• [STATED GOAL] Transcribe the whole listing below without changing a word, but leave out every image.
** Start of DATA EXTRACT **
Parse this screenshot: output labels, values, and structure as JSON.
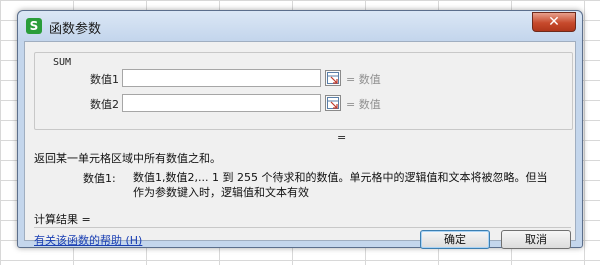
{
  "dialog": {
    "app_icon": "S",
    "title": "函数参数",
    "close_label": "✕"
  },
  "group": {
    "function_name": "SUM",
    "args": [
      {
        "label": "数值1",
        "value": "",
        "result": "= 数值"
      },
      {
        "label": "数值2",
        "value": "",
        "result": "= 数值"
      }
    ]
  },
  "formula_result": "=",
  "description": "返回某一单元格区域中所有数值之和。",
  "param_help": {
    "name": "数值1:",
    "text": "数值1,数值2,... 1 到 255 个待求和的数值。单元格中的逻辑值和文本将被忽略。但当作为参数键入时，逻辑值和文本有效"
  },
  "calc_result_label": "计算结果 =",
  "help_link": "有关该函数的帮助 (H)",
  "buttons": {
    "ok": "确定",
    "cancel": "取消"
  },
  "icons": {
    "picker": "range-picker-icon",
    "close": "close-icon"
  }
}
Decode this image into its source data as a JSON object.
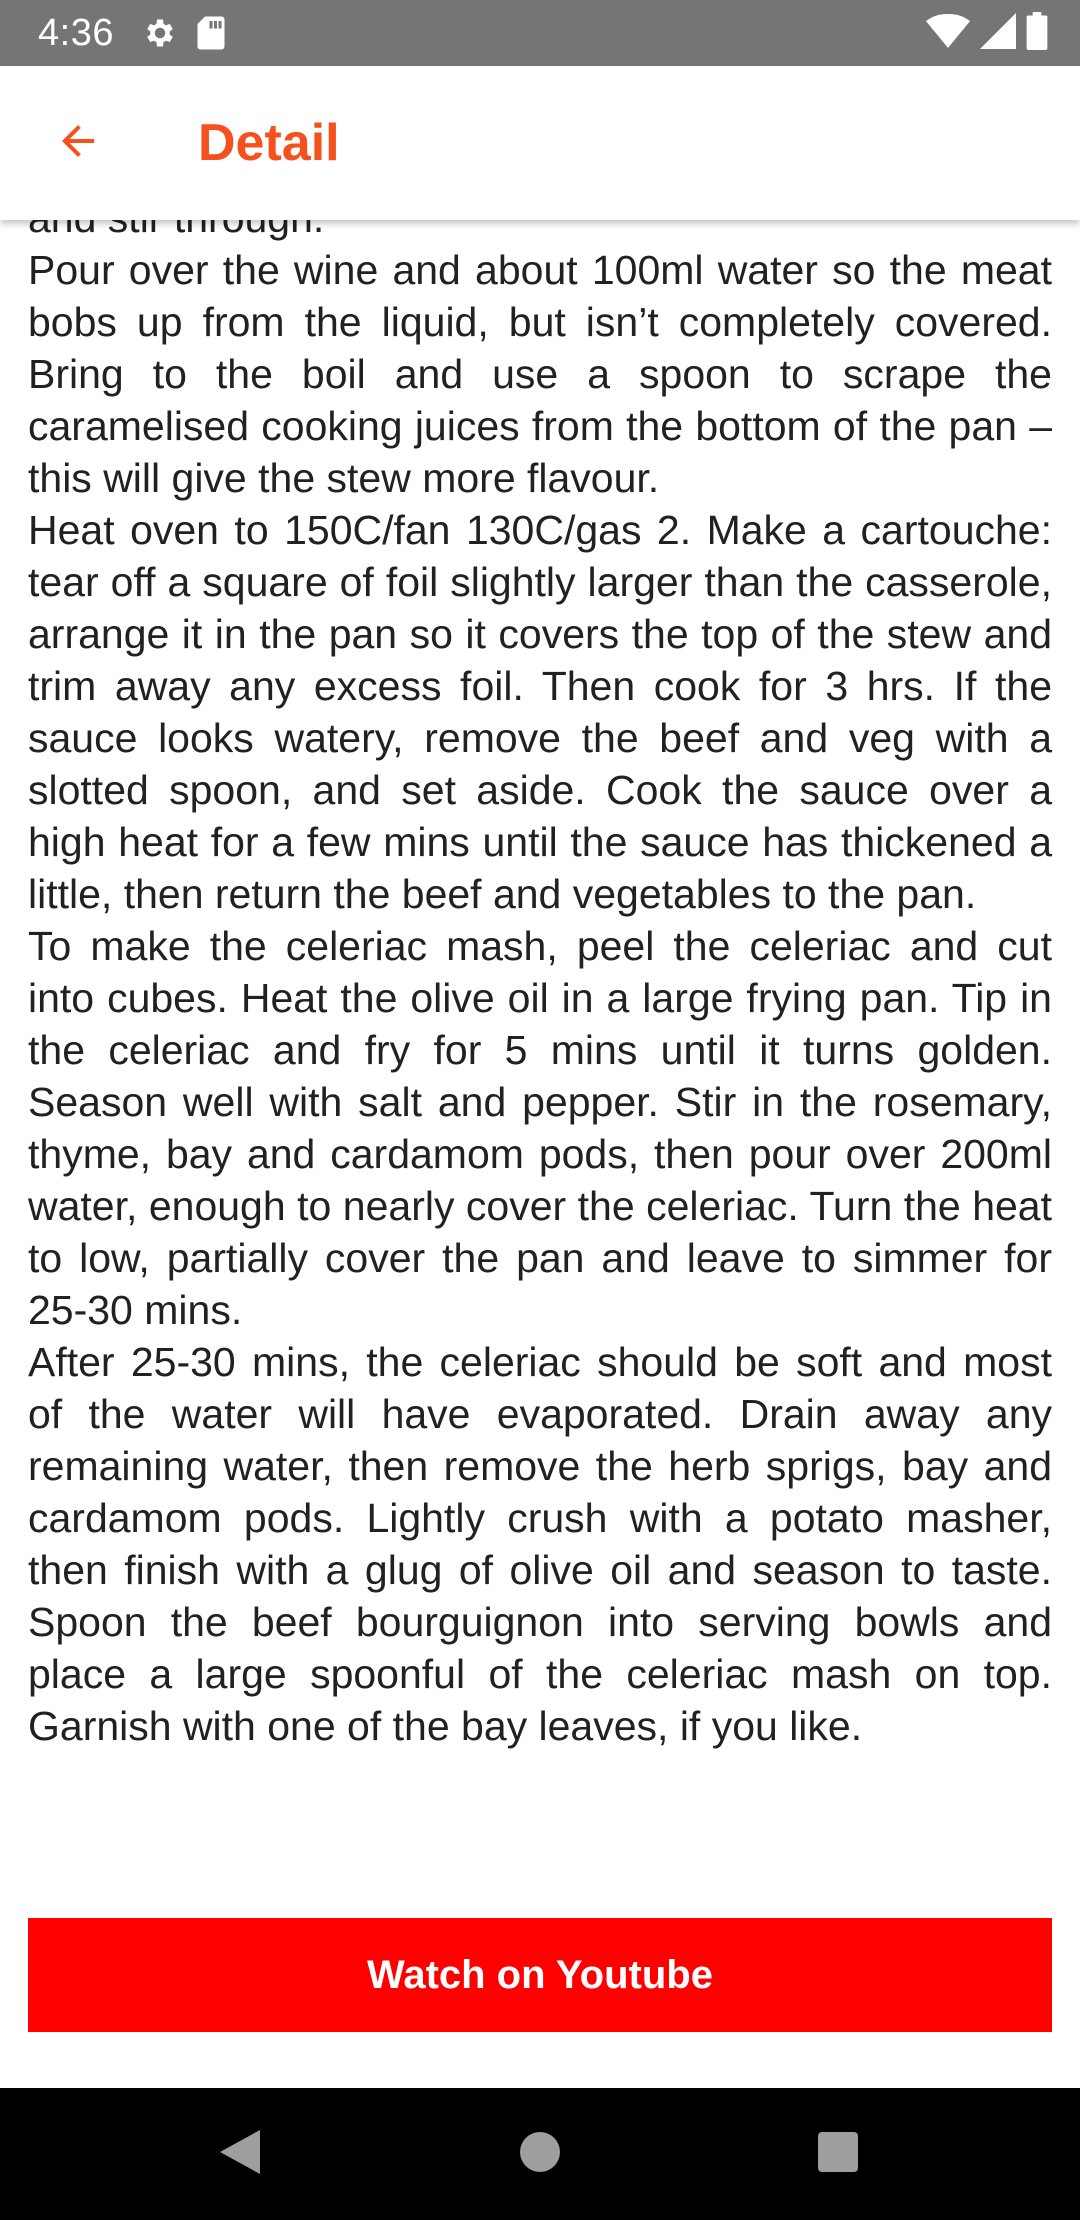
** End of DATA EXTRACT **
• [EXERCISE RESULT]
Parse this screenshot: output labels, values, and structure as JSON.
{
  "dialog": {
    "app_icon": "S",
    "title": "函数参数",
    "close_label": "✕"
  },
  "group": {
    "function_name": "SUM",
    "args": [
      {
        "label": "数值1",
        "value": "",
        "result": "= 数值"
      },
      {
        "label": "数值2",
        "value": "",
        "result": "= 数值"
      }
    ]
  },
  "formula_result": "=",
  "description": "返回某一单元格区域中所有数值之和。",
  "param_help": {
    "name": "数值1:",
    "text": "数值1,数值2,... 1 到 255 个待求和的数值。单元格中的逻辑值和文本将被忽略。但当作为参数键入时，逻辑值和文本有效"
  },
  "calc_result_label": "计算结果 =",
  "help_link": "有关该函数的帮助 (H)",
  "buttons": {
    "ok": "确定",
    "cancel": "取消"
  },
  "icons": {
    "picker": "range-picker-icon",
    "close": "close-icon"
  }
}
Decode this image into its source data as a JSON object.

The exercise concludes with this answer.